● Stated task
Starting with the line that contains "Decode this image", reproduce each line through the end of the listing below, with no other output.

--- start of Exercise data ---

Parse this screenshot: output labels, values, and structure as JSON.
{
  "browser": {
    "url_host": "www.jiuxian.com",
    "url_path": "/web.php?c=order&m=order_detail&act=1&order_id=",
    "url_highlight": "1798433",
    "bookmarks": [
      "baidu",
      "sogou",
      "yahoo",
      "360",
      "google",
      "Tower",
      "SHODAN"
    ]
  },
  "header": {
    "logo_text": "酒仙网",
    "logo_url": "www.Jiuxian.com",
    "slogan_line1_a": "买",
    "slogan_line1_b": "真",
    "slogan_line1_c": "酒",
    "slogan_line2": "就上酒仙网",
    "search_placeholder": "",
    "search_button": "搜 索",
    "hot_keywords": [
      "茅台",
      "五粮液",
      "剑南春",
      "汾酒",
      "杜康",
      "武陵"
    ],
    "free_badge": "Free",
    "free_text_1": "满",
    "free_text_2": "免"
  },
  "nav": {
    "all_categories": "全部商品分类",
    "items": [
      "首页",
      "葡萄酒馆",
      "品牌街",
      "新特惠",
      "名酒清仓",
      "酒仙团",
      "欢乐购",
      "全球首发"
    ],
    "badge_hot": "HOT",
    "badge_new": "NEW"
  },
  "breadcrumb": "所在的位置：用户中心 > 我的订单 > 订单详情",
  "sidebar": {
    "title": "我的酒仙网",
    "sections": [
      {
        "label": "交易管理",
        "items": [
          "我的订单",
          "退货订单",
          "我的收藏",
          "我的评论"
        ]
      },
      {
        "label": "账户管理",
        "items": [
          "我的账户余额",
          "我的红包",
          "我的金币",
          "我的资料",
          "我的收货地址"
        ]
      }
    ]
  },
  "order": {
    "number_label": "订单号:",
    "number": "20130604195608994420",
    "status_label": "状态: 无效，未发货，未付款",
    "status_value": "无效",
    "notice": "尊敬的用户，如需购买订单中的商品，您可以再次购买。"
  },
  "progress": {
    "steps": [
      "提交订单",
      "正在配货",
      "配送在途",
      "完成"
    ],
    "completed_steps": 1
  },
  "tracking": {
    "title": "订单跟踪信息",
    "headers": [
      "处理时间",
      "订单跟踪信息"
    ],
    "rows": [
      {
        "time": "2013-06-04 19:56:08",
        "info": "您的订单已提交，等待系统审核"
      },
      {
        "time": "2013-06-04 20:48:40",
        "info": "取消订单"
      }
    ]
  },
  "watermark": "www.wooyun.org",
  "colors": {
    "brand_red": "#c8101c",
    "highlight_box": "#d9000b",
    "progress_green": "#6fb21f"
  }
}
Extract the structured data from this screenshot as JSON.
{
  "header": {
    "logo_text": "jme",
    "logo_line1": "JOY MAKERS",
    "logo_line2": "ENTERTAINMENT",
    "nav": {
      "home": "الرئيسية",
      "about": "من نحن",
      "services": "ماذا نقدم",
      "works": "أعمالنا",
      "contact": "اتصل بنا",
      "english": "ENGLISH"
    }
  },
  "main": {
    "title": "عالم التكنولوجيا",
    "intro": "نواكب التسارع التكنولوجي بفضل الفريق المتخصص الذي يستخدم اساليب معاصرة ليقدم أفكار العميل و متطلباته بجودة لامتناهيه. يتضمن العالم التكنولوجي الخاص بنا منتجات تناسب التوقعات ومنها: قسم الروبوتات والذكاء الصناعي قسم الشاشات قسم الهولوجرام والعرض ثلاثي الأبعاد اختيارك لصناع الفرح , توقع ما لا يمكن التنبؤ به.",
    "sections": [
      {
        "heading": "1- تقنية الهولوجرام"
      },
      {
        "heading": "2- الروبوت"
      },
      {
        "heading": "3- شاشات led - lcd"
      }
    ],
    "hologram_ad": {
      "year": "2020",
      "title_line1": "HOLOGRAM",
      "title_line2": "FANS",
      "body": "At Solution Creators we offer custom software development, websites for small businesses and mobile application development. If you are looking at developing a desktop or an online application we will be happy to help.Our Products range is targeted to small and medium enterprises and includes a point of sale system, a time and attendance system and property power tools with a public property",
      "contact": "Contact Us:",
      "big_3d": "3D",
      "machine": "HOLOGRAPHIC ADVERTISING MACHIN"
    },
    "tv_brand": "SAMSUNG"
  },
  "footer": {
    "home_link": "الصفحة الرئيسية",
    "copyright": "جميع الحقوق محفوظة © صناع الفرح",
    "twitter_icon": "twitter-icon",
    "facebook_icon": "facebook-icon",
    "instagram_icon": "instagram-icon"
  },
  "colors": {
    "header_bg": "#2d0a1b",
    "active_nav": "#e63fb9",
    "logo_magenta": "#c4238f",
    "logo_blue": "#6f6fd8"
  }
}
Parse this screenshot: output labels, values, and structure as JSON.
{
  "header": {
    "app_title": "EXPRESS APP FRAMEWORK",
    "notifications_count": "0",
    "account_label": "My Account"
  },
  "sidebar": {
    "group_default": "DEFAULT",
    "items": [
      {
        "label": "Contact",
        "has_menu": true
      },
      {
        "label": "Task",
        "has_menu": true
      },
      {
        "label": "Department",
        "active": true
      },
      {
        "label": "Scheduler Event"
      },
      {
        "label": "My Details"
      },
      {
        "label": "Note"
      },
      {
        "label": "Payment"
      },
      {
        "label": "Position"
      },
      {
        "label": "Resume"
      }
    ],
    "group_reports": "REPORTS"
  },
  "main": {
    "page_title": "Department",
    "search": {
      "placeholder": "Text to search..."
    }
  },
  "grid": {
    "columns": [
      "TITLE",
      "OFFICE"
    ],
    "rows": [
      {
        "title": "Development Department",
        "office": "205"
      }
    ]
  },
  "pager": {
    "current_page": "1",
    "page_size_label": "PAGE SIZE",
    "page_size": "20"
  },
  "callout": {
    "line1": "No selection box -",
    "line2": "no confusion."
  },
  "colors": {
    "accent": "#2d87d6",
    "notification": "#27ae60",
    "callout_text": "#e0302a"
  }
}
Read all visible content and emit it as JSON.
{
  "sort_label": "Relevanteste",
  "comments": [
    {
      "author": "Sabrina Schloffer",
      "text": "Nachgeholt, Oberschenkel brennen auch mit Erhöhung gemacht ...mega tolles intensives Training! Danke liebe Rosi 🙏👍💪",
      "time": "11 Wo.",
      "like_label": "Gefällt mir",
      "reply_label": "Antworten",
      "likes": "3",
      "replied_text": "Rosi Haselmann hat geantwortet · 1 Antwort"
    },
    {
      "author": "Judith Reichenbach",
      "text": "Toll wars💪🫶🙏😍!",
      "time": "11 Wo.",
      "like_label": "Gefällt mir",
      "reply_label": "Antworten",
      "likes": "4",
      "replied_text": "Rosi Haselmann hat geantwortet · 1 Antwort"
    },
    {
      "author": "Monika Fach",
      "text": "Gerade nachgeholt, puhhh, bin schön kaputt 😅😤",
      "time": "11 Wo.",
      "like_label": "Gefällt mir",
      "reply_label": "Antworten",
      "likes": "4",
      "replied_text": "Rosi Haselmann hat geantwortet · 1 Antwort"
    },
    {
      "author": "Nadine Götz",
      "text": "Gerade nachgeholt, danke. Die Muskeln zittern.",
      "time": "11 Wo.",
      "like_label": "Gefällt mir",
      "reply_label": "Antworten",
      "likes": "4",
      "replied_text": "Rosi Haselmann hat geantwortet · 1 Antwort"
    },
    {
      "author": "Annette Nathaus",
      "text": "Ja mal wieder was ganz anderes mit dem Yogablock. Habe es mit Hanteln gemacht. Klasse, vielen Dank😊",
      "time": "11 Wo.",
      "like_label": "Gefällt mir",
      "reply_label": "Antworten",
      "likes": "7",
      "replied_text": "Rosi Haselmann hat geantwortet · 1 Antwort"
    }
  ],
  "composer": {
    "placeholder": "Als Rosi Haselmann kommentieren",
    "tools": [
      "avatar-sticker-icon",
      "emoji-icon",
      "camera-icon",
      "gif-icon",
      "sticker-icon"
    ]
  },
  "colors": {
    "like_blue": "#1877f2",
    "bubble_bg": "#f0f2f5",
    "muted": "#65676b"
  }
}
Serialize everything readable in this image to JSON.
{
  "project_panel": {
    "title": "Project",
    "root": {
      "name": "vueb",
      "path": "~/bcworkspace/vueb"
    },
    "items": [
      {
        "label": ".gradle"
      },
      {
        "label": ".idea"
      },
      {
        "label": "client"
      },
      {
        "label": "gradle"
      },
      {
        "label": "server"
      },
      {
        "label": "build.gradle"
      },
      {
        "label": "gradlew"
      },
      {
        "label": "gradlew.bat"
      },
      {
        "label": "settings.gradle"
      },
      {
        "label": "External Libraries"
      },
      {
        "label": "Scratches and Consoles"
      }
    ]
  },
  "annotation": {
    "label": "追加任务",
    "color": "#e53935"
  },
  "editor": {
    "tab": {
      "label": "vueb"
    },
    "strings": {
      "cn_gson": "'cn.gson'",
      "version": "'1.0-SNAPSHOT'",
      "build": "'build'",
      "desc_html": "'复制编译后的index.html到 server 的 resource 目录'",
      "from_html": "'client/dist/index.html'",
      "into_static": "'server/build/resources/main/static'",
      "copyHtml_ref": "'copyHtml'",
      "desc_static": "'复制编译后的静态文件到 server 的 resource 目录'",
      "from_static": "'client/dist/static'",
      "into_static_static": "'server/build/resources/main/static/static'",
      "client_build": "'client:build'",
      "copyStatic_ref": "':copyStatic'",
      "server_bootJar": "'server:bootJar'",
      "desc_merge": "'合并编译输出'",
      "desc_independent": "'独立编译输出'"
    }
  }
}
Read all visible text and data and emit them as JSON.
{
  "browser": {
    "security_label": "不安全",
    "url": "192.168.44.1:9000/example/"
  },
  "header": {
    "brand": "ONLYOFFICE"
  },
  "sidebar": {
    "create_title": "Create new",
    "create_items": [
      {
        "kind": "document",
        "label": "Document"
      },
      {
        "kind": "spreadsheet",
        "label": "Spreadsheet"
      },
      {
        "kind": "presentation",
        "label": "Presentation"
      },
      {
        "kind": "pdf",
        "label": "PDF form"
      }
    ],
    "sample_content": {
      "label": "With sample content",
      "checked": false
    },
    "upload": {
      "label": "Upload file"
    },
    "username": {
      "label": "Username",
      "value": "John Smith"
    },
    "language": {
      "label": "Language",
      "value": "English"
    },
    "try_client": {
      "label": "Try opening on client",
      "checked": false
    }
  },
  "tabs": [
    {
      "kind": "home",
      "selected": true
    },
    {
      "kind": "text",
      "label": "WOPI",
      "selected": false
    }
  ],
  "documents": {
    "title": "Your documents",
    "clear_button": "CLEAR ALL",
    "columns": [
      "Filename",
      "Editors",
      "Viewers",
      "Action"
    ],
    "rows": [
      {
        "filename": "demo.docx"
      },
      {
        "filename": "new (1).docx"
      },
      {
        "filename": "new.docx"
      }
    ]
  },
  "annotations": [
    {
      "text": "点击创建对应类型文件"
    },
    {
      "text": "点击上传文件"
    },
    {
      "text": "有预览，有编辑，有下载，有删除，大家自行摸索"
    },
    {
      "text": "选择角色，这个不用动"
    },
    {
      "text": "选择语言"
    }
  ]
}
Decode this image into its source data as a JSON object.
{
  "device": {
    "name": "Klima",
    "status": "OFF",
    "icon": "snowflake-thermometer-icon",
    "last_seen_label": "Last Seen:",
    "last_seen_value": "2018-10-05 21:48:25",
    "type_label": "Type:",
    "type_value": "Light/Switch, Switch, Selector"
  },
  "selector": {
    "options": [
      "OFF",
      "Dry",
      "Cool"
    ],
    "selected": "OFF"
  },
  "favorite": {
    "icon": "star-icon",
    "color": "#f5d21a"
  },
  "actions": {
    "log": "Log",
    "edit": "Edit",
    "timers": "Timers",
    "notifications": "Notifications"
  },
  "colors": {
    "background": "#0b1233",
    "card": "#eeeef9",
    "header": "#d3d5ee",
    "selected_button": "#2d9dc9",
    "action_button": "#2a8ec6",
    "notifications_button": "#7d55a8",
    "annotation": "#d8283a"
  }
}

--- end of Exercise data ---

● Reply to the task
Decode this image into its source data as a JSON object.
{
  "device": {
    "name": "Klima",
    "status": "OFF",
    "icon": "snowflake-thermometer-icon",
    "last_seen_label": "Last Seen:",
    "last_seen_value": "2018-10-05 21:48:25",
    "type_label": "Type:",
    "type_value": "Light/Switch, Switch, Selector"
  },
  "selector": {
    "options": [
      "OFF",
      "Dry",
      "Cool"
    ],
    "selected": "OFF"
  },
  "favorite": {
    "icon": "star-icon",
    "color": "#f5d21a"
  },
  "actions": {
    "log": "Log",
    "edit": "Edit",
    "timers": "Timers",
    "notifications": "Notifications"
  },
  "colors": {
    "background": "#0b1233",
    "card": "#eeeef9",
    "header": "#d3d5ee",
    "selected_button": "#2d9dc9",
    "action_button": "#2a8ec6",
    "notifications_button": "#7d55a8",
    "annotation": "#d8283a"
  }
}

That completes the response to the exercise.